■ **SHORT EXERCISE**: Count the lines in the items below that contain the string "finger". Reply with the number only.

■ **Raw items**:

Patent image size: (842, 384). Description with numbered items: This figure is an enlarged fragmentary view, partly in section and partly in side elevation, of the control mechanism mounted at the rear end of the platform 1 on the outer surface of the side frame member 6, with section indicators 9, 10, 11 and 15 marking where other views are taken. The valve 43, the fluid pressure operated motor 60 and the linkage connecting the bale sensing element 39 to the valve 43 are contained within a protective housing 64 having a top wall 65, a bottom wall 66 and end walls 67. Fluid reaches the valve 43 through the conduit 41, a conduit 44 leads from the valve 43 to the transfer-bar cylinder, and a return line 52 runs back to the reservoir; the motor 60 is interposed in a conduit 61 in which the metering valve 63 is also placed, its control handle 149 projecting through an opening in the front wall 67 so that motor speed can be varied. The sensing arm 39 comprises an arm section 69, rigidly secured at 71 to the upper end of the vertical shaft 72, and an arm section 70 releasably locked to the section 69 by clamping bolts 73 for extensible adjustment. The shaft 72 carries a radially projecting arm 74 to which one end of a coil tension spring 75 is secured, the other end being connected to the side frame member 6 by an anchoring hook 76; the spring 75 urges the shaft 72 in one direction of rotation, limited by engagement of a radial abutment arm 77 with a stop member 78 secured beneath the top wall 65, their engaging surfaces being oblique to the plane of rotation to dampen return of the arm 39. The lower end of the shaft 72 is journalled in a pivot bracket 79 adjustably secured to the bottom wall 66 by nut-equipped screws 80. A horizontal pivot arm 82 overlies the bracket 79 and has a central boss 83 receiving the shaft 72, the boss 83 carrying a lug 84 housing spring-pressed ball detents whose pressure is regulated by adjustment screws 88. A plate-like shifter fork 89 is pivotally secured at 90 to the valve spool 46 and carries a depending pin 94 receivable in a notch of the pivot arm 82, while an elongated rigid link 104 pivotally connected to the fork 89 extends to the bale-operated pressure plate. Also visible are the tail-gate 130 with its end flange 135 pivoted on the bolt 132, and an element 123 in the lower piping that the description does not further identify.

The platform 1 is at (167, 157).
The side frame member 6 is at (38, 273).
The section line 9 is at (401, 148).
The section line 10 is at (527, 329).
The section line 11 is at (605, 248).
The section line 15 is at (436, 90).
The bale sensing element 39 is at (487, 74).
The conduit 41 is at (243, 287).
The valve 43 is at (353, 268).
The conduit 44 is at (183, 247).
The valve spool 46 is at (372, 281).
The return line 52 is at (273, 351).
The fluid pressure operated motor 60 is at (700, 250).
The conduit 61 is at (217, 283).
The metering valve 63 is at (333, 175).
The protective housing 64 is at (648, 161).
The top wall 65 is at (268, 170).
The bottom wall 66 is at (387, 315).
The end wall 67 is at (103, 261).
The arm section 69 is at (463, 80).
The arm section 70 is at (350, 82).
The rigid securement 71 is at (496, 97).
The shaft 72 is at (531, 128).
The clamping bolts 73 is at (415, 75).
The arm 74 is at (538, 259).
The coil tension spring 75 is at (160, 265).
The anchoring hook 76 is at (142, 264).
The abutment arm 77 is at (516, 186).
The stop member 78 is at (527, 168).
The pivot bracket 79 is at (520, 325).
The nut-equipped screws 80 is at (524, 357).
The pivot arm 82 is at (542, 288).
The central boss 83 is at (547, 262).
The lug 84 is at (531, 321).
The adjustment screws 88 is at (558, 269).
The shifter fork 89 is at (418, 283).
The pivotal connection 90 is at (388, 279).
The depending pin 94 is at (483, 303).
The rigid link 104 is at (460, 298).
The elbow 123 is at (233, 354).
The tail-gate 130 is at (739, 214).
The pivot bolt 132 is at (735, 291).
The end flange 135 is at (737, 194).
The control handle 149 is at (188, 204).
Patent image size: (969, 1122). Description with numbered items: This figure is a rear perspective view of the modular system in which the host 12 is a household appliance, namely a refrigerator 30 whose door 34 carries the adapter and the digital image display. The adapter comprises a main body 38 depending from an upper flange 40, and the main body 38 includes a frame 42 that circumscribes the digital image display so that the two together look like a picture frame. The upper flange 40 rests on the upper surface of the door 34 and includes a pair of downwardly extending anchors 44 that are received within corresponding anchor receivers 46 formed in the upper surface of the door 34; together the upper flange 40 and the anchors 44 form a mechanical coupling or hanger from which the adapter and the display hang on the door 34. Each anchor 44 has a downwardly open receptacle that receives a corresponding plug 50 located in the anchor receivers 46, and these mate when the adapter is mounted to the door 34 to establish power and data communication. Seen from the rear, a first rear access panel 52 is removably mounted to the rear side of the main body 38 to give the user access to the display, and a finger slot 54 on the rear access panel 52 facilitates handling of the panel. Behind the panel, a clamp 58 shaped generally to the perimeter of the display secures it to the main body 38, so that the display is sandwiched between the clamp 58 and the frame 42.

■ **EXERCISE RESPONSE**: 1